What needs to be done
Each entry below is to be extracted exactly.

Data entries
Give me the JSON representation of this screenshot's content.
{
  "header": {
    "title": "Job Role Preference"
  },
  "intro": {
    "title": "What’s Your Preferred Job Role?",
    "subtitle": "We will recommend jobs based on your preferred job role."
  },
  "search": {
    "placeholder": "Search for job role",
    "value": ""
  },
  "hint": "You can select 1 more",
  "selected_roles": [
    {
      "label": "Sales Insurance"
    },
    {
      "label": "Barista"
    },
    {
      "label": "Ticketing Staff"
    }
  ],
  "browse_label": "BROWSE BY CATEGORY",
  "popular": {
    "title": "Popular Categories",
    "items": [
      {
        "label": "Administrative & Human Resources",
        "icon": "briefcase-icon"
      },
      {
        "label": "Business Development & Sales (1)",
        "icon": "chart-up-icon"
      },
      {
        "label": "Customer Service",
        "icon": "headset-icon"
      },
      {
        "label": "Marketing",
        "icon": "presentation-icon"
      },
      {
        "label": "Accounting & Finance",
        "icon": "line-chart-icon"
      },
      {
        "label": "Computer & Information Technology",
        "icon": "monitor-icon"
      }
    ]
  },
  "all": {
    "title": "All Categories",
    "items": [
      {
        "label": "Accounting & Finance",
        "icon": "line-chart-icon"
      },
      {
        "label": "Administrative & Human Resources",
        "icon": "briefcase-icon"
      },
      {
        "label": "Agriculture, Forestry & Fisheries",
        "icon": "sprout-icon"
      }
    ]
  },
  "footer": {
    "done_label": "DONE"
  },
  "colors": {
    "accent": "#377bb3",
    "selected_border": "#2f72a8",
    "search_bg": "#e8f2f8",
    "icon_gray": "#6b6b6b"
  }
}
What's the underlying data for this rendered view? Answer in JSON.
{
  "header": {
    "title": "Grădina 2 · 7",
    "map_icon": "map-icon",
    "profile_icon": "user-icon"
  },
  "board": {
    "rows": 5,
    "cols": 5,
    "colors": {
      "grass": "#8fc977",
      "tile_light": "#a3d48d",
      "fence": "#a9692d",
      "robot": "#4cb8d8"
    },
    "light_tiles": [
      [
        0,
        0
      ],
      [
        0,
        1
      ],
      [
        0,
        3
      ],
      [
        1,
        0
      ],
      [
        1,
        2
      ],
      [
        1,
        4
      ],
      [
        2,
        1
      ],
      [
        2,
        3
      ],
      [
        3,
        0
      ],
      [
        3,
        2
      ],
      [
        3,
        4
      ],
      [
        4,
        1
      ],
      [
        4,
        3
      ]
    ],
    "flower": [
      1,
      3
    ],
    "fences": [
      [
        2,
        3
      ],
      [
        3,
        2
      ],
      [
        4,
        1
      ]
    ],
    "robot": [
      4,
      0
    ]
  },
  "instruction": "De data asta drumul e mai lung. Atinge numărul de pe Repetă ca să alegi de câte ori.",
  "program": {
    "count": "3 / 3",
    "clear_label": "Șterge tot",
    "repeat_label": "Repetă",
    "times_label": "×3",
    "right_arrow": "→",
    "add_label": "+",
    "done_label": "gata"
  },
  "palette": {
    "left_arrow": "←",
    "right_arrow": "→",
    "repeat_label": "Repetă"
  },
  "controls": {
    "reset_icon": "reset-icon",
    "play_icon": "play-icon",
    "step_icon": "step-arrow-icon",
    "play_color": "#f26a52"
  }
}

Response to this exercise
Give me the JSON representation of this screenshot's content.
{
  "header": {
    "title": "Job Role Preference"
  },
  "intro": {
    "title": "What’s Your Preferred Job Role?",
    "subtitle": "We will recommend jobs based on your preferred job role."
  },
  "search": {
    "placeholder": "Search for job role",
    "value": ""
  },
  "hint": "You can select 1 more",
  "selected_roles": [
    {
      "label": "Sales Insurance"
    },
    {
      "label": "Barista"
    },
    {
      "label": "Ticketing Staff"
    }
  ],
  "browse_label": "BROWSE BY CATEGORY",
  "popular": {
    "title": "Popular Categories",
    "items": [
      {
        "label": "Administrative & Human Resources",
        "icon": "briefcase-icon"
      },
      {
        "label": "Business Development & Sales (1)",
        "icon": "chart-up-icon"
      },
      {
        "label": "Customer Service",
        "icon": "headset-icon"
      },
      {
        "label": "Marketing",
        "icon": "presentation-icon"
      },
      {
        "label": "Accounting & Finance",
        "icon": "line-chart-icon"
      },
      {
        "label": "Computer & Information Technology",
        "icon": "monitor-icon"
      }
    ]
  },
  "all": {
    "title": "All Categories",
    "items": [
      {
        "label": "Accounting & Finance",
        "icon": "line-chart-icon"
      },
      {
        "label": "Administrative & Human Resources",
        "icon": "briefcase-icon"
      },
      {
        "label": "Agriculture, Forestry & Fisheries",
        "icon": "sprout-icon"
      }
    ]
  },
  "footer": {
    "done_label": "DONE"
  },
  "colors": {
    "accent": "#377bb3",
    "selected_border": "#2f72a8",
    "search_bg": "#e8f2f8",
    "icon_gray": "#6b6b6b"
  }
}
What's the underlying data for this rendered view? Answer in JSON.
{
  "header": {
    "title": "Grădina 2 · 7",
    "map_icon": "map-icon",
    "profile_icon": "user-icon"
  },
  "board": {
    "rows": 5,
    "cols": 5,
    "colors": {
      "grass": "#8fc977",
      "tile_light": "#a3d48d",
      "fence": "#a9692d",
      "robot": "#4cb8d8"
    },
    "light_tiles": [
      [
        0,
        0
      ],
      [
        0,
        1
      ],
      [
        0,
        3
      ],
      [
        1,
        0
      ],
      [
        1,
        2
      ],
      [
        1,
        4
      ],
      [
        2,
        1
      ],
      [
        2,
        3
      ],
      [
        3,
        0
      ],
      [
        3,
        2
      ],
      [
        3,
        4
      ],
      [
        4,
        1
      ],
      [
        4,
        3
      ]
    ],
    "flower": [
      1,
      3
    ],
    "fences": [
      [
        2,
        3
      ],
      [
        3,
        2
      ],
      [
        4,
        1
      ]
    ],
    "robot": [
      4,
      0
    ]
  },
  "instruction": "De data asta drumul e mai lung. Atinge numărul de pe Repetă ca să alegi de câte ori.",
  "program": {
    "count": "3 / 3",
    "clear_label": "Șterge tot",
    "repeat_label": "Repetă",
    "times_label": "×3",
    "right_arrow": "→",
    "add_label": "+",
    "done_label": "gata"
  },
  "palette": {
    "left_arrow": "←",
    "right_arrow": "→",
    "repeat_label": "Repetă"
  },
  "controls": {
    "reset_icon": "reset-icon",
    "play_icon": "play-icon",
    "step_icon": "step-arrow-icon",
    "play_color": "#f26a52"
  }
}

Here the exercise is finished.